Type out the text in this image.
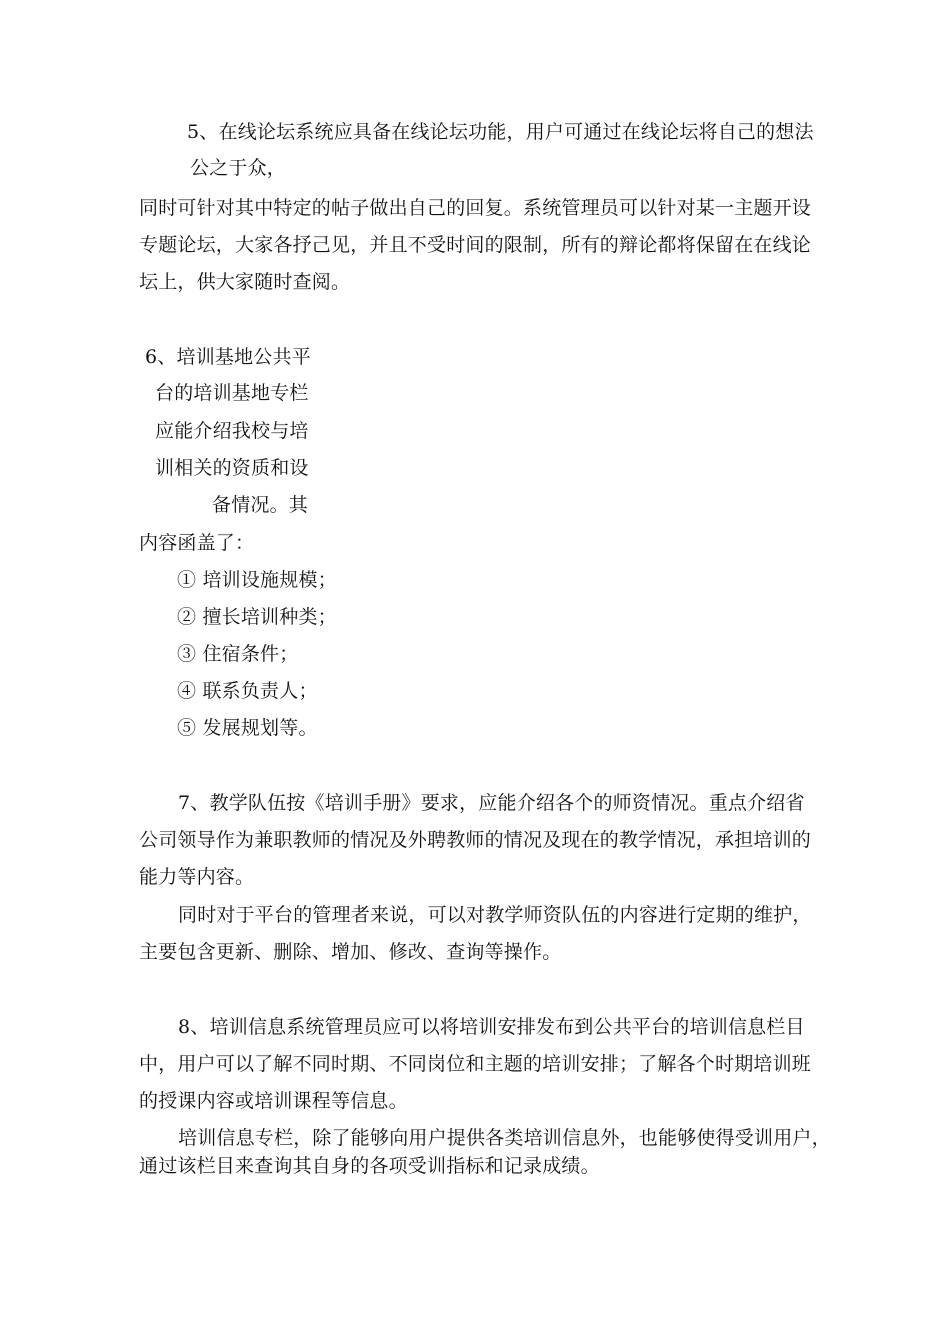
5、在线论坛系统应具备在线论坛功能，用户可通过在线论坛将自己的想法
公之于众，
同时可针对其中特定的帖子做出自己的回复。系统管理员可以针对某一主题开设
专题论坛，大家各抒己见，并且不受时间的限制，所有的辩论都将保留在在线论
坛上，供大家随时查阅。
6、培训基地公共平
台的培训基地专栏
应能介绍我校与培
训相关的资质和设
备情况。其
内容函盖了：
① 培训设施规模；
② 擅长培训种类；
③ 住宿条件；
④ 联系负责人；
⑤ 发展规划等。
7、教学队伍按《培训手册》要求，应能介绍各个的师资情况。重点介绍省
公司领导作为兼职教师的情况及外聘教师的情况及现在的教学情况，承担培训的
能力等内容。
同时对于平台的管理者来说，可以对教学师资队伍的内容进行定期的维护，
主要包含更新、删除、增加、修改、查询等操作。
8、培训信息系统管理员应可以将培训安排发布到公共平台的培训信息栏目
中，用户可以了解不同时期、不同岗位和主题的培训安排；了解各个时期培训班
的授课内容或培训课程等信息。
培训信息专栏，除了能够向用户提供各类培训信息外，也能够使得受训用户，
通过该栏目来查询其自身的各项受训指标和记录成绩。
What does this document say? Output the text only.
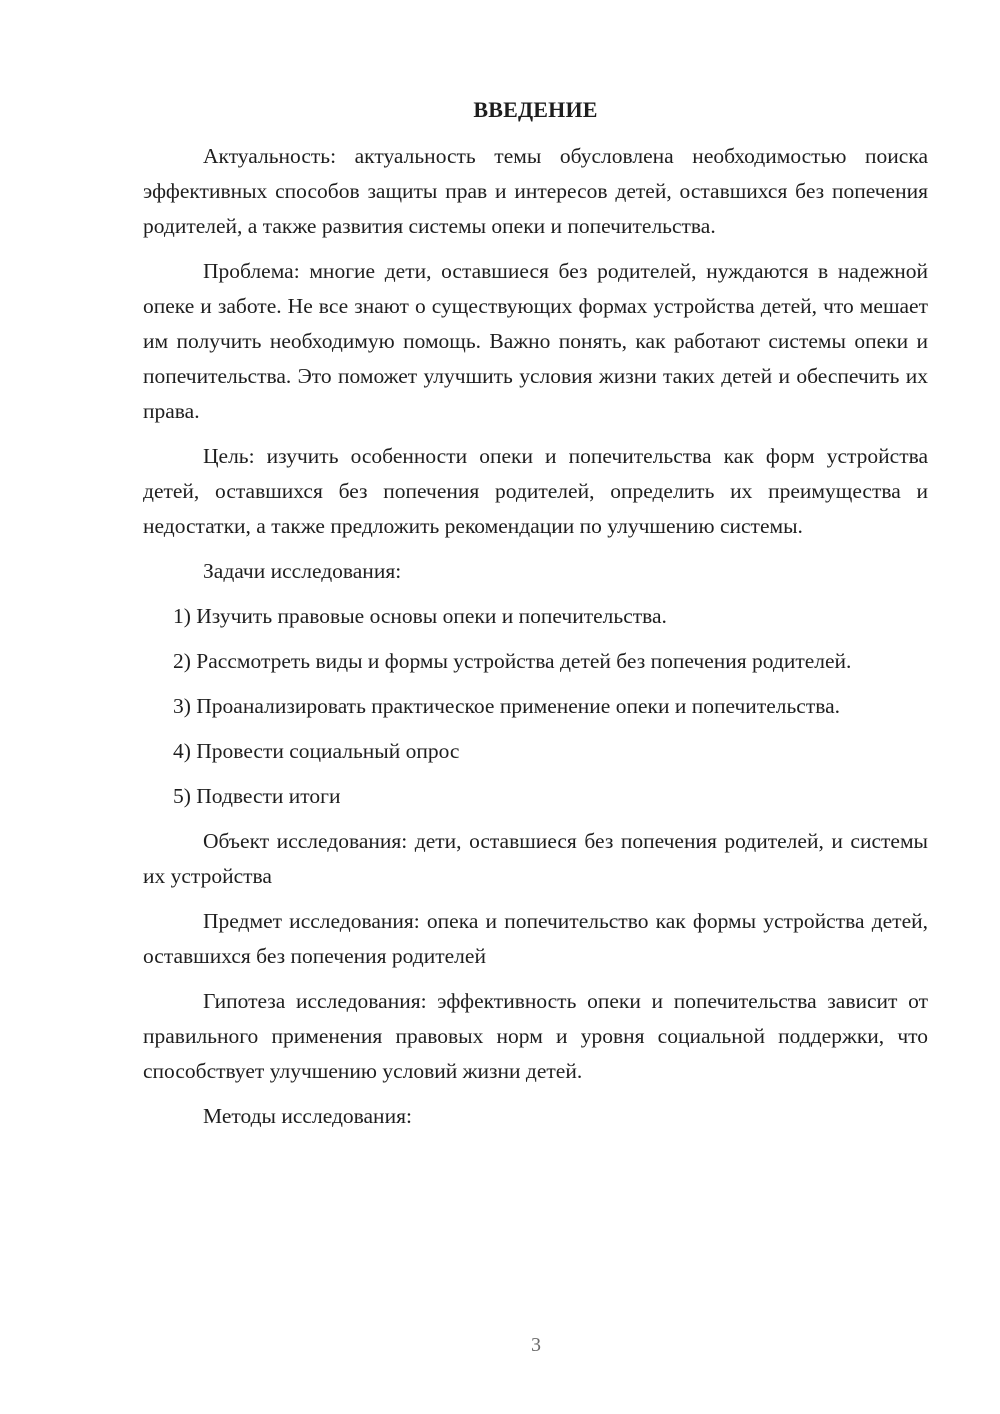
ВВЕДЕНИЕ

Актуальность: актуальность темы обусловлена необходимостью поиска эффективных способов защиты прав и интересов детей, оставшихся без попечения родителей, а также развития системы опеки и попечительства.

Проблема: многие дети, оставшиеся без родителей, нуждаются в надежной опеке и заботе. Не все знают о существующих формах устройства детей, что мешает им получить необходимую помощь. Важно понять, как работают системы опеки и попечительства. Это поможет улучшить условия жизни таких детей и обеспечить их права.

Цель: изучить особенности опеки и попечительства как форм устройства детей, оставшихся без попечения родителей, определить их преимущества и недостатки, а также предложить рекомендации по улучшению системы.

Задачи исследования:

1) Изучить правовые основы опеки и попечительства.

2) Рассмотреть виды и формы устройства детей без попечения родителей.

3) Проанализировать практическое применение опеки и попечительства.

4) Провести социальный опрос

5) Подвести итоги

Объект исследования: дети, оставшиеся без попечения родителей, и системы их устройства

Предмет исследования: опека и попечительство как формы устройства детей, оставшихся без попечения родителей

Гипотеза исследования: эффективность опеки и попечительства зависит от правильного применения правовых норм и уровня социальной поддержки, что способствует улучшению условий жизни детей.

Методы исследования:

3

---

● **CHALLENGE**
Every entry above is to be set down exactly; the pictures are to be left out.

● **RESPONSE FOR THIS EXERCISE**
Type out the text in this image.
5、在线论坛系统应具备在线论坛功能，用户可通过在线论坛将自己的想法
公之于众，
同时可针对其中特定的帖子做出自己的回复。系统管理员可以针对某一主题开设
专题论坛，大家各抒己见，并且不受时间的限制，所有的辩论都将保留在在线论
坛上，供大家随时查阅。
6、培训基地公共平
台的培训基地专栏
应能介绍我校与培
训相关的资质和设
备情况。其
内容函盖了：
① 培训设施规模；
② 擅长培训种类；
③ 住宿条件；
④ 联系负责人；
⑤ 发展规划等。
7、教学队伍按《培训手册》要求，应能介绍各个的师资情况。重点介绍省
公司领导作为兼职教师的情况及外聘教师的情况及现在的教学情况，承担培训的
能力等内容。
同时对于平台的管理者来说，可以对教学师资队伍的内容进行定期的维护，
主要包含更新、删除、增加、修改、查询等操作。
8、培训信息系统管理员应可以将培训安排发布到公共平台的培训信息栏目
中，用户可以了解不同时期、不同岗位和主题的培训安排；了解各个时期培训班
的授课内容或培训课程等信息。
培训信息专栏，除了能够向用户提供各类培训信息外，也能够使得受训用户，
通过该栏目来查询其自身的各项受训指标和记录成绩。
What does this document say? Output the text only.
ВВЕДЕНИЕ

Актуальность: актуальность темы обусловлена необходимостью поиска эффективных способов защиты прав и интересов детей, оставшихся без попечения родителей, а также развития системы опеки и попечительства.

Проблема: многие дети, оставшиеся без родителей, нуждаются в надежной опеке и заботе. Не все знают о существующих формах устройства детей, что мешает им получить необходимую помощь. Важно понять, как работают системы опеки и попечительства. Это поможет улучшить условия жизни таких детей и обеспечить их права.

Цель: изучить особенности опеки и попечительства как форм устройства детей, оставшихся без попечения родителей, определить их преимущества и недостатки, а также предложить рекомендации по улучшению системы.

Задачи исследования:

1) Изучить правовые основы опеки и попечительства.

2) Рассмотреть виды и формы устройства детей без попечения родителей.

3) Проанализировать практическое применение опеки и попечительства.

4) Провести социальный опрос

5) Подвести итоги

Объект исследования: дети, оставшиеся без попечения родителей, и системы их устройства

Предмет исследования: опека и попечительство как формы устройства детей, оставшихся без попечения родителей

Гипотеза исследования: эффективность опеки и попечительства зависит от правильного применения правовых норм и уровня социальной поддержки, что способствует улучшению условий жизни детей.

Методы исследования:

3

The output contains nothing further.